Records of document pages and text:
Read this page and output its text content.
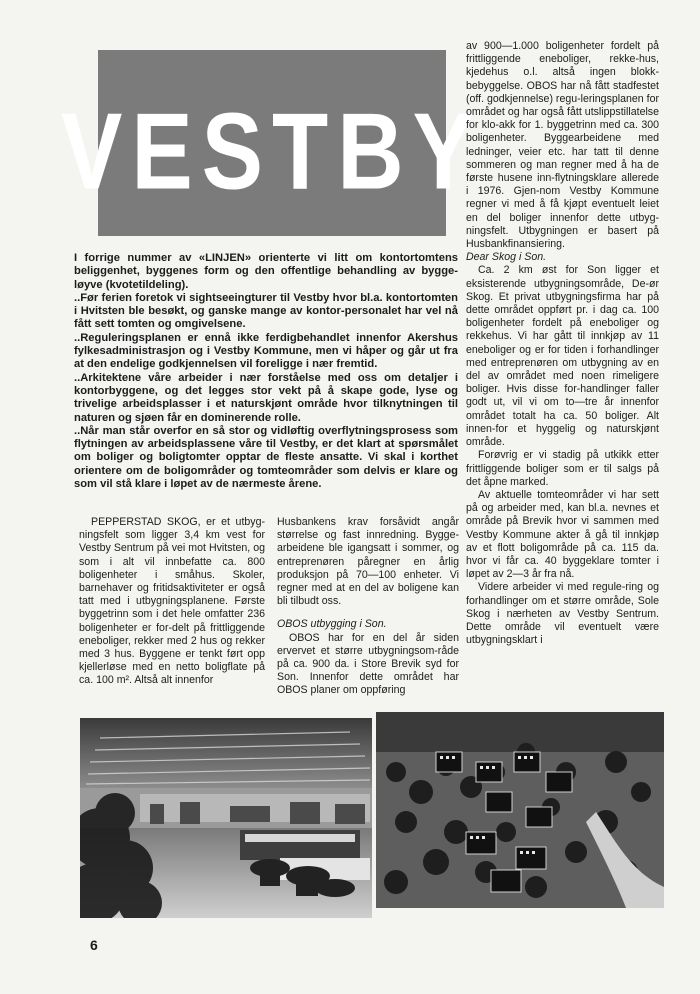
VESTBY

I forrige nummer av «LINJEN» orienterte vi litt om kontortomtens beliggenhet, byggenes form og den offentlige behandling av bygge-løyve (kvotetildeling).

..Før ferien foretok vi sightseeingturer til Vestby hvor bl.a. kontortomten i Hvitsten ble besøkt, og ganske mange av kontor-personalet har vel nå fått sett tomten og omgivelsene.

..Reguleringsplanen er ennå ikke ferdigbehandlet innenfor Akershus fylkesadministrasjon og i Vestby Kommune, men vi håper og går ut fra at den endelige godkjennelsen vil foreligge i nær fremtid.

..Arkitektene våre arbeider i nær forståelse med oss om detaljer i kontorbyggene, og det legges stor vekt på å skape gode, lyse og trivelige arbeidsplasser i et naturskjønt område hvor tilknytningen til naturen og sjøen får en dominerende rolle.

..Når man står overfor en så stor og vidløftig overflytningsprosess som flytningen av arbeidsplassene våre til Vestby, er det klart at spørsmålet om boliger og boligtomter opptar de fleste ansatte. Vi skal i korthet orientere om de boligområder og tomteområder som delvis er klare og som vil stå klare i løpet av de nærmeste årene.

av 900—1.000 boligenheter fordelt på frittliggende eneboliger, rekke-hus, kjedehus o.l. altså ingen blokk-bebyggelse. OBOS har nå fått stadfestet (off. godkjennelse) regu-leringsplanen for området og har også fått utslippstillatelse for klo-akk for 1. byggetrinn med ca. 300 boligenheter. Byggearbeidene med ledninger, veier etc. har tatt til denne sommeren og man regner med å ha de første husene inn-flytningsklare allerede i 1976. Gjen-nom Vestby Kommune regner vi med å få kjøpt eventuelt leiet en del boliger innenfor dette utbyg-ningsfelt. Utbygningen er basert på Husbankfinansiering.

Dear Skog i Son.

Ca. 2 km øst for Son ligger et eksisterende utbygningsområde, De-ør Skog. Et privat utbygningsfirma har på dette området oppført pr. i dag ca. 100 boligenheter fordelt på eneboliger og rekkehus. Vi har gått til innkjøp av 11 eneboliger og er for tiden i forhandlinger med entreprenøren om utbygning av en del av området med noen rimeligere boliger. Hvis disse for-handlinger faller godt ut, vil vi om to—tre år innenfor området totalt ha ca. 50 boliger. Alt innen-for et hyggelig og naturskjønt område.

Forøvrig er vi stadig på utkikk etter frittliggende boliger som er til salgs på det åpne marked.

Av aktuelle tomteområder vi har sett på og arbeider med, kan bl.a. nevnes et område på Brevik hvor vi sammen med Vestby Kommune akter å gå til innkjøp av et flott boligområde på ca. 115 da. hvor vi får ca. 40 byggeklare tomter i løpet av 2—3 år fra nå.

Videre arbeider vi med regule-ring og forhandlinger om et større område, Sole Skog i nærheten av Vestby Sentrum. Dette område vil eventuelt være utbygningsklart i

PEPPERSTAD SKOG, er et utbyg-ningsfelt som ligger 3,4 km vest for Vestby Sentrum på vei mot Hvitsten, og som i alt vil innbefatte ca. 800 boligenheter i småhus. Skoler, barnehaver og fritidsaktiviteter er også tatt med i utbygningsplanene. Første byggetrinn som i det hele omfatter 236 boligenheter er for-delt på frittliggende eneboliger, rekker med 2 hus og rekker med 3 hus. Byggene er tenkt ført opp kjellerløse med en netto boligflate på ca. 100 m². Altså alt innenfor

Husbankens krav forsåvidt angår størrelse og fast innredning. Bygge-arbeidene ble igangsatt i sommer, og entreprenøren påregner en årlig produksjon på 70—100 enheter. Vi regner med at en del av boligene kan bli tilbudt oss.

OBOS utbygging i Son.

OBOS har for en del år siden ervervet et større utbygningsom-råde på ca. 900 da. i Store Brevik syd for Son. Innenfor dette området har OBOS planer om oppføring

6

What you will do: If a line in the data above holds the string "fått", report that line.

Written response:
..Før ferien foretok vi sightseeingturer til Vestby hvor bl.a. kontortomten i Hvitsten ble besøkt, og ganske mange av kontor-personalet har vel nå fått sett tomten og omgivelsene.
av 900—1.000 boligenheter fordelt på frittliggende eneboliger, rekke-hus, kjedehus o.l. altså ingen blokk-bebyggelse. OBOS har nå fått stadfestet (off. godkjennelse) regu-leringsplanen for området og har også fått utslippstillatelse for klo-akk for 1. byggetrinn med ca. 300 boligenheter. Byggearbeidene med ledninger, veier etc. har tatt til denne sommeren og man regner med å ha de første husene inn-flytningsklare allerede i 1976. Gjen-nom Vestby Kommune regner vi med å få kjøpt eventuelt leiet en del boliger innenfor dette utbyg-ningsfelt. Utbygningen er basert på Husbankfinansiering.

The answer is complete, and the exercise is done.